■ Goal: Please retype the data in full and exactly; the pictures are not part of the copy.
○ ○ ○
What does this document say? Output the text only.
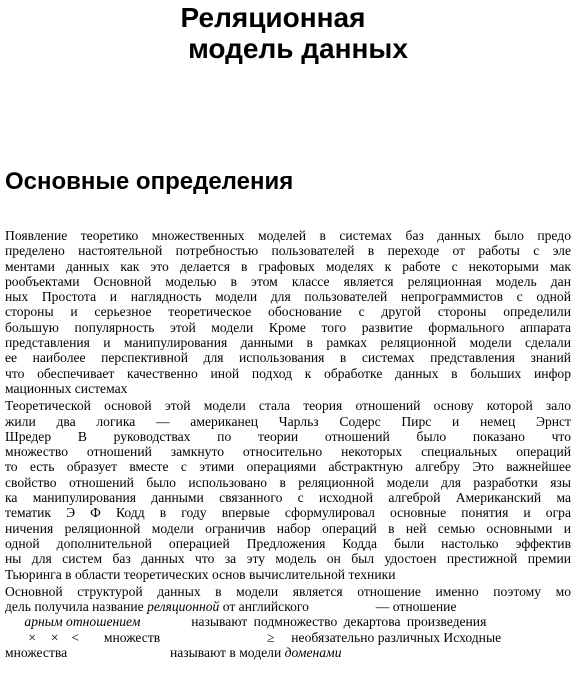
Реляционная
модель данных
Основные определения
Появление теоретико множественных моделей в системах баз данных было предо
пределено настоятельной потребностью пользователей в переходе от работы с эле
ментами данных как это делается в графовых моделях к работе с некоторыми мак
рообъектами Основной моделью в этом классе является реляционная модель дан
ных Простота и наглядность модели для пользователей непрограммистов с одной
стороны и серьезное теоретическое обоснование с другой стороны определили
большую популярность этой модели Кроме того развитие формального аппарата
представления и манипулирования данными в рамках реляционной модели сделали
ее наиболее перспективной для использования в системах представления знаний
что обеспечивает качественно иной подход к обработке данных в больших инфор
мационных системах
Теоретической основой этой модели стала теория отношений основу которой зало
жили два логика — американец Чарльз Содерс Пирс и немец Эрнст
Шредер В руководствах по теории отношений было показано что
множество отношений замкнуто относительно некоторых специальных операций
то есть образует вместе с этими операциями абстрактную алгебру Это важнейшее
свойство отношений было использовано в реляционной модели для разработки язы
ка манипулирования данными связанного с исходной алгеброй Американский ма
тематик Э Ф Кодд в году впервые сформулировал основные понятия и огра
ничения реляционной модели ограничив набор операций в ней семью основными и
одной дополнительной операцией Предложения Кодда были настолько эффектив
ны для систем баз данных что за эту модель он был удостоен престижной премии
Тьюринга в области теоретических основ вычислительной техники
Основной структурой данных в модели является отношение именно поэтому мо
дель получила название реляционной от английского	— отношение
арным отношением	называют подмножество декартова произведения
× × < множеств	≥ необязательно различных Исходные
множества	называют в модели доменами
○ ○ ○
■ Result for this task:
What does this document say? Output the text only.
Реляционная
модель данных
Основные определения
Появление теоретико множественных моделей в системах баз данных было предо
пределено настоятельной потребностью пользователей в переходе от работы с эле
ментами данных как это делается в графовых моделях к работе с некоторыми мак
рообъектами Основной моделью в этом классе является реляционная модель дан
ных Простота и наглядность модели для пользователей непрограммистов с одной
стороны и серьезное теоретическое обоснование с другой стороны определили
большую популярность этой модели Кроме того развитие формального аппарата
представления и манипулирования данными в рамках реляционной модели сделали
ее наиболее перспективной для использования в системах представления знаний
что обеспечивает качественно иной подход к обработке данных в больших инфор
мационных системах
Теоретической основой этой модели стала теория отношений основу которой зало
жили два логика — американец Чарльз Содерс Пирс и немец Эрнст
Шредер В руководствах по теории отношений было показано что
множество отношений замкнуто относительно некоторых специальных операций
то есть образует вместе с этими операциями абстрактную алгебру Это важнейшее
свойство отношений было использовано в реляционной модели для разработки язы
ка манипулирования данными связанного с исходной алгеброй Американский ма
тематик Э Ф Кодд в году впервые сформулировал основные понятия и огра
ничения реляционной модели ограничив набор операций в ней семью основными и
одной дополнительной операцией Предложения Кодда были настолько эффектив
ны для систем баз данных что за эту модель он был удостоен престижной премии
Тьюринга в области теоретических основ вычислительной техники
Основной структурой данных в модели является отношение именно поэтому мо
дель получила название реляционной от английского	— отношение
арным отношением	называют подмножество декартова произведения
× × < множеств	≥ необязательно различных Исходные
множества	называют в модели доменами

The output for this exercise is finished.